• STORED RECORDS

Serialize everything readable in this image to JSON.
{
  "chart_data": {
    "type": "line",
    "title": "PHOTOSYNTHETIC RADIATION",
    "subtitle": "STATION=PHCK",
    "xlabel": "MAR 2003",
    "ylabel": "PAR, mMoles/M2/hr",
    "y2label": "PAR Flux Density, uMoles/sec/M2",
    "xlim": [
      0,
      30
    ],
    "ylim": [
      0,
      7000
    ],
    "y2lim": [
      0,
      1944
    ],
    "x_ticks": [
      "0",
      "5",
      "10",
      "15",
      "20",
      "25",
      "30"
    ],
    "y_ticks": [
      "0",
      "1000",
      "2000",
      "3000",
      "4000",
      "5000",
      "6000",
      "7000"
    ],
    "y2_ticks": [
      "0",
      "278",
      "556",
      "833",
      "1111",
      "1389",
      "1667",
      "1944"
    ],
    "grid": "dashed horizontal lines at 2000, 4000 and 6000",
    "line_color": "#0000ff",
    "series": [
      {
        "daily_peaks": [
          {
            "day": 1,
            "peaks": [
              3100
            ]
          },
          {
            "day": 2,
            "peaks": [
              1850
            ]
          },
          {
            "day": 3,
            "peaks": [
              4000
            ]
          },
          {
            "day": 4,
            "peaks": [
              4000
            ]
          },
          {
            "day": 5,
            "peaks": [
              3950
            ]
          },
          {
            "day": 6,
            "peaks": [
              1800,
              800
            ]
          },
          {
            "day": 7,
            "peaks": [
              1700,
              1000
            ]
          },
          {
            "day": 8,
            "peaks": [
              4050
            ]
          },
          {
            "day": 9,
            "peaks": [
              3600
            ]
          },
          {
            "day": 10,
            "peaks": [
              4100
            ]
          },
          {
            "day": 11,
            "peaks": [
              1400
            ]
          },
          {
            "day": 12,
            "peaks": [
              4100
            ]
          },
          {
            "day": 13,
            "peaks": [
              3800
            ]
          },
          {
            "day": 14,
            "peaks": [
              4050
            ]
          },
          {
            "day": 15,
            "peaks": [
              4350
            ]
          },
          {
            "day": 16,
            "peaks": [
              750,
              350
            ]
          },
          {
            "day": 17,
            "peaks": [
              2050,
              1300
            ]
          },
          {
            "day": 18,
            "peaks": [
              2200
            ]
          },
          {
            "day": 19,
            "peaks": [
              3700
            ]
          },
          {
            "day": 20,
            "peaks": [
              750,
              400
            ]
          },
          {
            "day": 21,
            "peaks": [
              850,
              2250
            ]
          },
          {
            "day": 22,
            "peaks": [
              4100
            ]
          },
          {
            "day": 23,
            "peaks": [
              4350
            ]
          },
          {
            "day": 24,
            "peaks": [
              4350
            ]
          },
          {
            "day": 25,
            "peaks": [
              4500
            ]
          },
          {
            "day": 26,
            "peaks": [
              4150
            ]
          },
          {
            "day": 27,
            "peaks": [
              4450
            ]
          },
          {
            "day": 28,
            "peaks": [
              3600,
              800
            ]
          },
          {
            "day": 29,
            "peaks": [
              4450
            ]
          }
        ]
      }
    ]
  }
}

• WORK TO COMPLETE
Repeat all of the records above exactly as written.

• OUTPUT BELOW
Serialize everything readable in this image to JSON.
{
  "chart_data": {
    "type": "line",
    "title": "PHOTOSYNTHETIC RADIATION",
    "subtitle": "STATION=PHCK",
    "xlabel": "MAR 2003",
    "ylabel": "PAR, mMoles/M2/hr",
    "y2label": "PAR Flux Density, uMoles/sec/M2",
    "xlim": [
      0,
      30
    ],
    "ylim": [
      0,
      7000
    ],
    "y2lim": [
      0,
      1944
    ],
    "x_ticks": [
      "0",
      "5",
      "10",
      "15",
      "20",
      "25",
      "30"
    ],
    "y_ticks": [
      "0",
      "1000",
      "2000",
      "3000",
      "4000",
      "5000",
      "6000",
      "7000"
    ],
    "y2_ticks": [
      "0",
      "278",
      "556",
      "833",
      "1111",
      "1389",
      "1667",
      "1944"
    ],
    "grid": "dashed horizontal lines at 2000, 4000 and 6000",
    "line_color": "#0000ff",
    "series": [
      {
        "daily_peaks": [
          {
            "day": 1,
            "peaks": [
              3100
            ]
          },
          {
            "day": 2,
            "peaks": [
              1850
            ]
          },
          {
            "day": 3,
            "peaks": [
              4000
            ]
          },
          {
            "day": 4,
            "peaks": [
              4000
            ]
          },
          {
            "day": 5,
            "peaks": [
              3950
            ]
          },
          {
            "day": 6,
            "peaks": [
              1800,
              800
            ]
          },
          {
            "day": 7,
            "peaks": [
              1700,
              1000
            ]
          },
          {
            "day": 8,
            "peaks": [
              4050
            ]
          },
          {
            "day": 9,
            "peaks": [
              3600
            ]
          },
          {
            "day": 10,
            "peaks": [
              4100
            ]
          },
          {
            "day": 11,
            "peaks": [
              1400
            ]
          },
          {
            "day": 12,
            "peaks": [
              4100
            ]
          },
          {
            "day": 13,
            "peaks": [
              3800
            ]
          },
          {
            "day": 14,
            "peaks": [
              4050
            ]
          },
          {
            "day": 15,
            "peaks": [
              4350
            ]
          },
          {
            "day": 16,
            "peaks": [
              750,
              350
            ]
          },
          {
            "day": 17,
            "peaks": [
              2050,
              1300
            ]
          },
          {
            "day": 18,
            "peaks": [
              2200
            ]
          },
          {
            "day": 19,
            "peaks": [
              3700
            ]
          },
          {
            "day": 20,
            "peaks": [
              750,
              400
            ]
          },
          {
            "day": 21,
            "peaks": [
              850,
              2250
            ]
          },
          {
            "day": 22,
            "peaks": [
              4100
            ]
          },
          {
            "day": 23,
            "peaks": [
              4350
            ]
          },
          {
            "day": 24,
            "peaks": [
              4350
            ]
          },
          {
            "day": 25,
            "peaks": [
              4500
            ]
          },
          {
            "day": 26,
            "peaks": [
              4150
            ]
          },
          {
            "day": 27,
            "peaks": [
              4450
            ]
          },
          {
            "day": 28,
            "peaks": [
              3600,
              800
            ]
          },
          {
            "day": 29,
            "peaks": [
              4450
            ]
          }
        ]
      }
    ]
  }
}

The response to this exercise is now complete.